◆ **MATERIAL**
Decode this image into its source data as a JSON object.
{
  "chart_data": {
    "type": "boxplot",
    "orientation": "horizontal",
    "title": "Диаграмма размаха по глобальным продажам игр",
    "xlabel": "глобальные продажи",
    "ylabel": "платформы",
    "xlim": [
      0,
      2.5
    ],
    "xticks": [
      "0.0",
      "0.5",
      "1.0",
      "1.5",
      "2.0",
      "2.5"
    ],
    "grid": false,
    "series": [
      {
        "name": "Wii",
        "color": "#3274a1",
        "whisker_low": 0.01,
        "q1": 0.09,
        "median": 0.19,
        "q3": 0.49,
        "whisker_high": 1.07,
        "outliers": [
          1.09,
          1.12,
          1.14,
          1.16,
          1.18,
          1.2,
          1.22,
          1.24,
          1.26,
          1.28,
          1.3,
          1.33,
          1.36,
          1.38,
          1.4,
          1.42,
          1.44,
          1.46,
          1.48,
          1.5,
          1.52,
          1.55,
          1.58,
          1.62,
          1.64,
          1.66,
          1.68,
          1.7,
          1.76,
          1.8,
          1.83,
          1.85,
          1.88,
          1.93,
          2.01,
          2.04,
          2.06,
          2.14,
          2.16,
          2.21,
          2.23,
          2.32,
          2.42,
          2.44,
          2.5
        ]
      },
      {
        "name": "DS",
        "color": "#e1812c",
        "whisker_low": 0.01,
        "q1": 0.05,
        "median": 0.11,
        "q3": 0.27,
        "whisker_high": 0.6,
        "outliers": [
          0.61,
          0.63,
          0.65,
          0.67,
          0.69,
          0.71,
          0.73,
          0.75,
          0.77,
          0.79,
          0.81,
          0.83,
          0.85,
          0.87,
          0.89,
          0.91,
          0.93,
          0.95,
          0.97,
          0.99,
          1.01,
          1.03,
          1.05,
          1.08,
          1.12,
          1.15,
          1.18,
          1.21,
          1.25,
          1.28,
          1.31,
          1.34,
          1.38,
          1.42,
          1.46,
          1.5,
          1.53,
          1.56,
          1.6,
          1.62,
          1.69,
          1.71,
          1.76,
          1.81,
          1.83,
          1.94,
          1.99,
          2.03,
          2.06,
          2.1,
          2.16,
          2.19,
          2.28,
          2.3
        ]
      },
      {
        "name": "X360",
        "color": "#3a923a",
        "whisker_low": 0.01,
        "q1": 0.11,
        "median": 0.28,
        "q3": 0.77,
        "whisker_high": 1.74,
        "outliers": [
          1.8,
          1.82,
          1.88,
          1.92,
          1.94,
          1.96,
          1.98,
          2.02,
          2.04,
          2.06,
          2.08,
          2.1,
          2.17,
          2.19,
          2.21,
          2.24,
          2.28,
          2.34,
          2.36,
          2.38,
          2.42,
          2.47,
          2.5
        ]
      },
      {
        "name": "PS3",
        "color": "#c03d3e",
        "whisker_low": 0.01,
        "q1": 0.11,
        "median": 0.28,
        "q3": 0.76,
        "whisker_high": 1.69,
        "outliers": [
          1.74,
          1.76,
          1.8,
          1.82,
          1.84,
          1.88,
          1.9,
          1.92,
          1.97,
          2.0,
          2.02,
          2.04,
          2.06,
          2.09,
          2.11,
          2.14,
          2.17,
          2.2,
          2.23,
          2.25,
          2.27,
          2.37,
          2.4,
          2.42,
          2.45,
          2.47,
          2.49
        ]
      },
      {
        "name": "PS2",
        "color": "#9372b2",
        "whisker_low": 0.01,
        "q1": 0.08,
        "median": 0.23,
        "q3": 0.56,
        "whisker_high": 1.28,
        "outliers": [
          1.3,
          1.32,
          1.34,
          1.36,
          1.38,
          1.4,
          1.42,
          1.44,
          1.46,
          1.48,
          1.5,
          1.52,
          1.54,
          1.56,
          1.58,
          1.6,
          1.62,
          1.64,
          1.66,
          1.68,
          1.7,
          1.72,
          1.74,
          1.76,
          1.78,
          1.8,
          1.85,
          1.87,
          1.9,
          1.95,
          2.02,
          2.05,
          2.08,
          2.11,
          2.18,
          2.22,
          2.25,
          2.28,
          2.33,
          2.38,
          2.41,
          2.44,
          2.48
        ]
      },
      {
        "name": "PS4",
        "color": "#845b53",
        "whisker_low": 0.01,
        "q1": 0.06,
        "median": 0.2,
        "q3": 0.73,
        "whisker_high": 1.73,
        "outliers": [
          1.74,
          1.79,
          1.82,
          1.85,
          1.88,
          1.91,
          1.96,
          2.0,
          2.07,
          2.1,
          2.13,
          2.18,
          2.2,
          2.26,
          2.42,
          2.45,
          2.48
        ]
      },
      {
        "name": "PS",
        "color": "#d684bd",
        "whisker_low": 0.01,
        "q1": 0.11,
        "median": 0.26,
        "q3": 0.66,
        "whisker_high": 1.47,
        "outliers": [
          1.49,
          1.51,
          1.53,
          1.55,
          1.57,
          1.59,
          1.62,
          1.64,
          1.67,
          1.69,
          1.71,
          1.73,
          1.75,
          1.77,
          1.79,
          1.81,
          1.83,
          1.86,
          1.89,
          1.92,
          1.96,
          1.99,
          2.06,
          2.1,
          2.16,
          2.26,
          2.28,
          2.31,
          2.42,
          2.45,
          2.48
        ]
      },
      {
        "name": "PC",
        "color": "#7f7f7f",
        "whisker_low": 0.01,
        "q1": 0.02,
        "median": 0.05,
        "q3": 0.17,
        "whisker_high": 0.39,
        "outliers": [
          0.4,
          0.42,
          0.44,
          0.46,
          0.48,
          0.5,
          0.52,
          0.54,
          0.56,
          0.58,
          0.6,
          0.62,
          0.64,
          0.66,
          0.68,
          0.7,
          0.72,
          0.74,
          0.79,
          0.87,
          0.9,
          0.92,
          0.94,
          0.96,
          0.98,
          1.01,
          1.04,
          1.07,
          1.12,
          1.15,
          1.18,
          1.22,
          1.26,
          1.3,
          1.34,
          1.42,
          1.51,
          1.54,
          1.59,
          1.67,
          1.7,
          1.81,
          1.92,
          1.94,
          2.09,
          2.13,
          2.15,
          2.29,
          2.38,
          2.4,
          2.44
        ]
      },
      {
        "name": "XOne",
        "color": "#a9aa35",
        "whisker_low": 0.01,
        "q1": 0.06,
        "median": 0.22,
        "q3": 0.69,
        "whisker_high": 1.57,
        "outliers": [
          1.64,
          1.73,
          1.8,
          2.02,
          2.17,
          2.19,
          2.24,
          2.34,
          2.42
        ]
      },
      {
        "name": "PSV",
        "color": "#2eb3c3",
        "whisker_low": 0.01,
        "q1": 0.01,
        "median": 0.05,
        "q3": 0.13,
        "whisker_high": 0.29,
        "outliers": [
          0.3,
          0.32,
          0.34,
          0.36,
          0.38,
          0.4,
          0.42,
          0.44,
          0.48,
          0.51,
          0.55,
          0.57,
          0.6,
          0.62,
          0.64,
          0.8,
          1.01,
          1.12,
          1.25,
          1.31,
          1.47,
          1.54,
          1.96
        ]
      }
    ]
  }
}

◆ **WHAT YOU NEED TO DO**
Which lines hold the string "color"? List them all.

◆ **THE RESPONSE**
        "color": "#3274a1",
        "color": "#e1812c",
        "color": "#3a923a",
        "color": "#c03d3e",
        "color": "#9372b2",
        "color": "#845b53",
        "color": "#d684bd",
        "color": "#7f7f7f",
        "color": "#a9aa35",
        "color": "#2eb3c3",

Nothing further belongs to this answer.